╭──

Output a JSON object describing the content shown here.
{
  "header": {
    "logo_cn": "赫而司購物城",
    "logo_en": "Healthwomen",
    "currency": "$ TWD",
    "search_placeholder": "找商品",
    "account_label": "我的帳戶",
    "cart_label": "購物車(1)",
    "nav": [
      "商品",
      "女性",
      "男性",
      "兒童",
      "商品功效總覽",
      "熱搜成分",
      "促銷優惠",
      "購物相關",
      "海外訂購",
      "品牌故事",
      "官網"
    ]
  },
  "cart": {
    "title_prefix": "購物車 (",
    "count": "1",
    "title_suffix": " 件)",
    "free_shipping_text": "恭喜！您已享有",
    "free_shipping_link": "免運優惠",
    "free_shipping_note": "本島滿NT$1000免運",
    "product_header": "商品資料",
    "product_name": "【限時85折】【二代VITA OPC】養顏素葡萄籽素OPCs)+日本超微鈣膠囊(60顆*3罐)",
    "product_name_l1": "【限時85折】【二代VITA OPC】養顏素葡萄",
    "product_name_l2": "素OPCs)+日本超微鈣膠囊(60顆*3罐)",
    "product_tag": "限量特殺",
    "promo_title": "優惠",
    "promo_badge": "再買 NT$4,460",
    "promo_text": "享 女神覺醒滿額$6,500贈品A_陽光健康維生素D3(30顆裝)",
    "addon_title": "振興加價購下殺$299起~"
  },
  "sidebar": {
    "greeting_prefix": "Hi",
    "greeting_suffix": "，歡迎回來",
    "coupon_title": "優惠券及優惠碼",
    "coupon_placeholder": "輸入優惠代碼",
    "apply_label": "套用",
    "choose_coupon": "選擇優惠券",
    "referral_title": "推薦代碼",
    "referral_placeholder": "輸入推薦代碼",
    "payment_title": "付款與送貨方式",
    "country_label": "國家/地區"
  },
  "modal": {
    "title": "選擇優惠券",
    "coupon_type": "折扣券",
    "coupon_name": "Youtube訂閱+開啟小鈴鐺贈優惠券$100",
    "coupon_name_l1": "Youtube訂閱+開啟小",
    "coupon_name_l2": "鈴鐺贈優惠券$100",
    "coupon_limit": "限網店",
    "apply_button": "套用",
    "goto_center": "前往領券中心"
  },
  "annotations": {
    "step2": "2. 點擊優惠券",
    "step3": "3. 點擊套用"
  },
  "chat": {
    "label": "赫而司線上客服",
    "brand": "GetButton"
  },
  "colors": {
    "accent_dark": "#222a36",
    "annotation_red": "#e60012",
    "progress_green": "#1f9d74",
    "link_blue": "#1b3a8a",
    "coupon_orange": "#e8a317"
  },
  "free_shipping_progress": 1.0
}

╰──

## Direction
Print every line of the records exactly. Omit nothing.

## Full solution
Output a JSON object describing the content shown here.
{
  "header": {
    "logo_cn": "赫而司購物城",
    "logo_en": "Healthwomen",
    "currency": "$ TWD",
    "search_placeholder": "找商品",
    "account_label": "我的帳戶",
    "cart_label": "購物車(1)",
    "nav": [
      "商品",
      "女性",
      "男性",
      "兒童",
      "商品功效總覽",
      "熱搜成分",
      "促銷優惠",
      "購物相關",
      "海外訂購",
      "品牌故事",
      "官網"
    ]
  },
  "cart": {
    "title_prefix": "購物車 (",
    "count": "1",
    "title_suffix": " 件)",
    "free_shipping_text": "恭喜！您已享有",
    "free_shipping_link": "免運優惠",
    "free_shipping_note": "本島滿NT$1000免運",
    "product_header": "商品資料",
    "product_name": "【限時85折】【二代VITA OPC】養顏素葡萄籽素OPCs)+日本超微鈣膠囊(60顆*3罐)",
    "product_name_l1": "【限時85折】【二代VITA OPC】養顏素葡萄",
    "product_name_l2": "素OPCs)+日本超微鈣膠囊(60顆*3罐)",
    "product_tag": "限量特殺",
    "promo_title": "優惠",
    "promo_badge": "再買 NT$4,460",
    "promo_text": "享 女神覺醒滿額$6,500贈品A_陽光健康維生素D3(30顆裝)",
    "addon_title": "振興加價購下殺$299起~"
  },
  "sidebar": {
    "greeting_prefix": "Hi",
    "greeting_suffix": "，歡迎回來",
    "coupon_title": "優惠券及優惠碼",
    "coupon_placeholder": "輸入優惠代碼",
    "apply_label": "套用",
    "choose_coupon": "選擇優惠券",
    "referral_title": "推薦代碼",
    "referral_placeholder": "輸入推薦代碼",
    "payment_title": "付款與送貨方式",
    "country_label": "國家/地區"
  },
  "modal": {
    "title": "選擇優惠券",
    "coupon_type": "折扣券",
    "coupon_name": "Youtube訂閱+開啟小鈴鐺贈優惠券$100",
    "coupon_name_l1": "Youtube訂閱+開啟小",
    "coupon_name_l2": "鈴鐺贈優惠券$100",
    "coupon_limit": "限網店",
    "apply_button": "套用",
    "goto_center": "前往領券中心"
  },
  "annotations": {
    "step2": "2. 點擊優惠券",
    "step3": "3. 點擊套用"
  },
  "chat": {
    "label": "赫而司線上客服",
    "brand": "GetButton"
  },
  "colors": {
    "accent_dark": "#222a36",
    "annotation_red": "#e60012",
    "progress_green": "#1f9d74",
    "link_blue": "#1b3a8a",
    "coupon_orange": "#e8a317"
  },
  "free_shipping_progress": 1.0
}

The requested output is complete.